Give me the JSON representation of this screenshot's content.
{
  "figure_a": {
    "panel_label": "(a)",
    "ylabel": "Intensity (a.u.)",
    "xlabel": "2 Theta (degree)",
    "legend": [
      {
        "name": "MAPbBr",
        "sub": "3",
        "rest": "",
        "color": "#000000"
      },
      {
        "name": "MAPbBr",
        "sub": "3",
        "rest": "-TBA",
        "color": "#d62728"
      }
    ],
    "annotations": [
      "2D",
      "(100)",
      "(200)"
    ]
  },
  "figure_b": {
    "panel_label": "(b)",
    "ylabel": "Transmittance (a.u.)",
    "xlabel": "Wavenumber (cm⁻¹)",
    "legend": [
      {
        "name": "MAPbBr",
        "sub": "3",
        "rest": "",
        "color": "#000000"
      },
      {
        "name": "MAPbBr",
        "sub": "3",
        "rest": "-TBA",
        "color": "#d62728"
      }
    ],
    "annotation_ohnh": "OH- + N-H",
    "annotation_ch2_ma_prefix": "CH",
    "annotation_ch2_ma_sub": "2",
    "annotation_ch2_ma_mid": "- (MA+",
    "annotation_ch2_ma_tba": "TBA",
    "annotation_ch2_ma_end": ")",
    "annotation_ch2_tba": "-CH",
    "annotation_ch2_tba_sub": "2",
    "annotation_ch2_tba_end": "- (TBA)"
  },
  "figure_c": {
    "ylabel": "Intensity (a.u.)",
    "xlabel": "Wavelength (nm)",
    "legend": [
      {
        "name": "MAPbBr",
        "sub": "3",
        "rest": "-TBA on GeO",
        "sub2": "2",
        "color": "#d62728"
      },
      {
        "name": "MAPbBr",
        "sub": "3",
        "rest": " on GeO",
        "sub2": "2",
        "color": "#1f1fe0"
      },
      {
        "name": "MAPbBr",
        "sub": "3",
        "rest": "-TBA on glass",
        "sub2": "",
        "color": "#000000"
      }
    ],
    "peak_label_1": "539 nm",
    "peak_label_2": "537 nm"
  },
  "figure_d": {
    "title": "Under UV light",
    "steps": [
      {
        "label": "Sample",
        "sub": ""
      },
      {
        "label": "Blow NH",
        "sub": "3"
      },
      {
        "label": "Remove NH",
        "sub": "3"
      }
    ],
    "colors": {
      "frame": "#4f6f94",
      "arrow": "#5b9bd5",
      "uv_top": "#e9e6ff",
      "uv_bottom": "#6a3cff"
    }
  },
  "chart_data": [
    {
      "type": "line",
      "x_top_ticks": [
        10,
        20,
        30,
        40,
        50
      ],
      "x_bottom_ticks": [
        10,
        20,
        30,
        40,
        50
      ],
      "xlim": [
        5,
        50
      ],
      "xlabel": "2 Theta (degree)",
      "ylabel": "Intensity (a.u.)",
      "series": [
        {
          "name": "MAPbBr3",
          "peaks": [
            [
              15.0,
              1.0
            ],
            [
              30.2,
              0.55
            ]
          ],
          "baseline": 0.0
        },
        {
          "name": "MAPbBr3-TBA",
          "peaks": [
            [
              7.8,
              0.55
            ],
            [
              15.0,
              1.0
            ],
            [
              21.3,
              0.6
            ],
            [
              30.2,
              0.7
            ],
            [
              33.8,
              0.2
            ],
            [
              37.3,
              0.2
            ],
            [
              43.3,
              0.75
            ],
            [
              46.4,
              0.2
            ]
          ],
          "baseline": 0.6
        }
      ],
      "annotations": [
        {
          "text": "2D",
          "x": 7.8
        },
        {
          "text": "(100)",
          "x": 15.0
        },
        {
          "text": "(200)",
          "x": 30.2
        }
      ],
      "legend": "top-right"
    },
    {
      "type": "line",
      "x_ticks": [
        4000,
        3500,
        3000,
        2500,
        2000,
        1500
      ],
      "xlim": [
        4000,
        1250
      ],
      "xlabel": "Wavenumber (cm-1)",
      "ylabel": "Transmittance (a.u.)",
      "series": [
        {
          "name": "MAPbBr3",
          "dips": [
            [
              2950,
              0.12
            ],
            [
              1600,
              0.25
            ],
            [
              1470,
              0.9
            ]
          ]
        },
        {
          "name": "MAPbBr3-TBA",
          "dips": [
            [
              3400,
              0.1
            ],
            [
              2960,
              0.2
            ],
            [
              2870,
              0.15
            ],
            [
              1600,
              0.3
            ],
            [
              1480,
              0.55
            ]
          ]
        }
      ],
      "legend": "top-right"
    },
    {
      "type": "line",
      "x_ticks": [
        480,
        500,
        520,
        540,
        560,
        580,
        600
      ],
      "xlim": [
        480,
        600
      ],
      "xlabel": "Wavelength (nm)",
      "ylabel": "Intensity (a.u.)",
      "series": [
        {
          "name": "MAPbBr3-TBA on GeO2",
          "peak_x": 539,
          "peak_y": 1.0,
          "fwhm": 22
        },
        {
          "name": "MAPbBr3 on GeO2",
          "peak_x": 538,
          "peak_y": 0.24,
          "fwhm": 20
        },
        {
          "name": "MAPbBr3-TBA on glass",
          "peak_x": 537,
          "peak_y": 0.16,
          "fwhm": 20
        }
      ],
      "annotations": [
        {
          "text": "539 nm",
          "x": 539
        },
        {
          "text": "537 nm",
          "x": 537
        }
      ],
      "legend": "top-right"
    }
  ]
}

▶ _What to work on_:
Return each line where "Wavelength" shows up.

▶ _Solution to this task_:
    "xlabel": "Wavelength (nm)",
      "xlabel": "Wavelength (nm)",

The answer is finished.